> _What is expected_:
Quote all of the data below exactly, please.
-- begin --
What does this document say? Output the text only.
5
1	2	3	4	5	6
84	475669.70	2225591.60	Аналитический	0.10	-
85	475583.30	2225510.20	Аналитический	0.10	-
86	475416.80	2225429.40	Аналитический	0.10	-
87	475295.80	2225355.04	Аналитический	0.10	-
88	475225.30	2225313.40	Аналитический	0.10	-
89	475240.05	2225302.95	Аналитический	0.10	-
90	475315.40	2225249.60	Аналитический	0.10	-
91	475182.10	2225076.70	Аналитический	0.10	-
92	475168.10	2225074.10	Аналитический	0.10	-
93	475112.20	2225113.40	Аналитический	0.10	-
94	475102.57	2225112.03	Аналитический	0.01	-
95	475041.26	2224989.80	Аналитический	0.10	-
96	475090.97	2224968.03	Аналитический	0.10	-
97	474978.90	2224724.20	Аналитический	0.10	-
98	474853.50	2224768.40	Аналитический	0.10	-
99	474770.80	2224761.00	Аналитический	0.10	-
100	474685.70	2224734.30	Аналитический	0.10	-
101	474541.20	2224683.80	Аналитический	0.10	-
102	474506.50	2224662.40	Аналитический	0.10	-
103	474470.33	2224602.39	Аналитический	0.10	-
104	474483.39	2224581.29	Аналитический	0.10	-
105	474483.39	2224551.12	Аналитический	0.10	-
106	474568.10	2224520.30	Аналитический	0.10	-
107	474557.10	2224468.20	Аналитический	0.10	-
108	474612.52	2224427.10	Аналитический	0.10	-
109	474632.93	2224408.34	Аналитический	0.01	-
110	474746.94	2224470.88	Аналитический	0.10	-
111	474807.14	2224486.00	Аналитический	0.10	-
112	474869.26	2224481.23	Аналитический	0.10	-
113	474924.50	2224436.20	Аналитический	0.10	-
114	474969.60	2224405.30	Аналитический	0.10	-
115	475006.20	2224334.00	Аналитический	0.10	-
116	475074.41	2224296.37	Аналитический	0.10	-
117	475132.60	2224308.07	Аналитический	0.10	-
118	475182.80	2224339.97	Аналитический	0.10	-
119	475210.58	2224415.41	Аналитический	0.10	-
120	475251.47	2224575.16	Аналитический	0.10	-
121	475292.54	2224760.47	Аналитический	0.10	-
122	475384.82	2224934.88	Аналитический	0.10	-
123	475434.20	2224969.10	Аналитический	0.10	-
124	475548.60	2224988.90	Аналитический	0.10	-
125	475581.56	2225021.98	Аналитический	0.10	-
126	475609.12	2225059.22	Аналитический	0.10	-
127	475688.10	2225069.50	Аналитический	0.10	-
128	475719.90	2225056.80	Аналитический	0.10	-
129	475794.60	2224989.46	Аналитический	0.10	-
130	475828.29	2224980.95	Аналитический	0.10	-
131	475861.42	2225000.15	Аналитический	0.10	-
-- end --
> _Response_:
What does this document say? Output the text only.
5
1	2	3	4	5	6
84	475669.70	2225591.60	Аналитический	0.10	-
85	475583.30	2225510.20	Аналитический	0.10	-
86	475416.80	2225429.40	Аналитический	0.10	-
87	475295.80	2225355.04	Аналитический	0.10	-
88	475225.30	2225313.40	Аналитический	0.10	-
89	475240.05	2225302.95	Аналитический	0.10	-
90	475315.40	2225249.60	Аналитический	0.10	-
91	475182.10	2225076.70	Аналитический	0.10	-
92	475168.10	2225074.10	Аналитический	0.10	-
93	475112.20	2225113.40	Аналитический	0.10	-
94	475102.57	2225112.03	Аналитический	0.01	-
95	475041.26	2224989.80	Аналитический	0.10	-
96	475090.97	2224968.03	Аналитический	0.10	-
97	474978.90	2224724.20	Аналитический	0.10	-
98	474853.50	2224768.40	Аналитический	0.10	-
99	474770.80	2224761.00	Аналитический	0.10	-
100	474685.70	2224734.30	Аналитический	0.10	-
101	474541.20	2224683.80	Аналитический	0.10	-
102	474506.50	2224662.40	Аналитический	0.10	-
103	474470.33	2224602.39	Аналитический	0.10	-
104	474483.39	2224581.29	Аналитический	0.10	-
105	474483.39	2224551.12	Аналитический	0.10	-
106	474568.10	2224520.30	Аналитический	0.10	-
107	474557.10	2224468.20	Аналитический	0.10	-
108	474612.52	2224427.10	Аналитический	0.10	-
109	474632.93	2224408.34	Аналитический	0.01	-
110	474746.94	2224470.88	Аналитический	0.10	-
111	474807.14	2224486.00	Аналитический	0.10	-
112	474869.26	2224481.23	Аналитический	0.10	-
113	474924.50	2224436.20	Аналитический	0.10	-
114	474969.60	2224405.30	Аналитический	0.10	-
115	475006.20	2224334.00	Аналитический	0.10	-
116	475074.41	2224296.37	Аналитический	0.10	-
117	475132.60	2224308.07	Аналитический	0.10	-
118	475182.80	2224339.97	Аналитический	0.10	-
119	475210.58	2224415.41	Аналитический	0.10	-
120	475251.47	2224575.16	Аналитический	0.10	-
121	475292.54	2224760.47	Аналитический	0.10	-
122	475384.82	2224934.88	Аналитический	0.10	-
123	475434.20	2224969.10	Аналитический	0.10	-
124	475548.60	2224988.90	Аналитический	0.10	-
125	475581.56	2225021.98	Аналитический	0.10	-
126	475609.12	2225059.22	Аналитический	0.10	-
127	475688.10	2225069.50	Аналитический	0.10	-
128	475719.90	2225056.80	Аналитический	0.10	-
129	475794.60	2224989.46	Аналитический	0.10	-
130	475828.29	2224980.95	Аналитический	0.10	-
131	475861.42	2225000.15	Аналитический	0.10	-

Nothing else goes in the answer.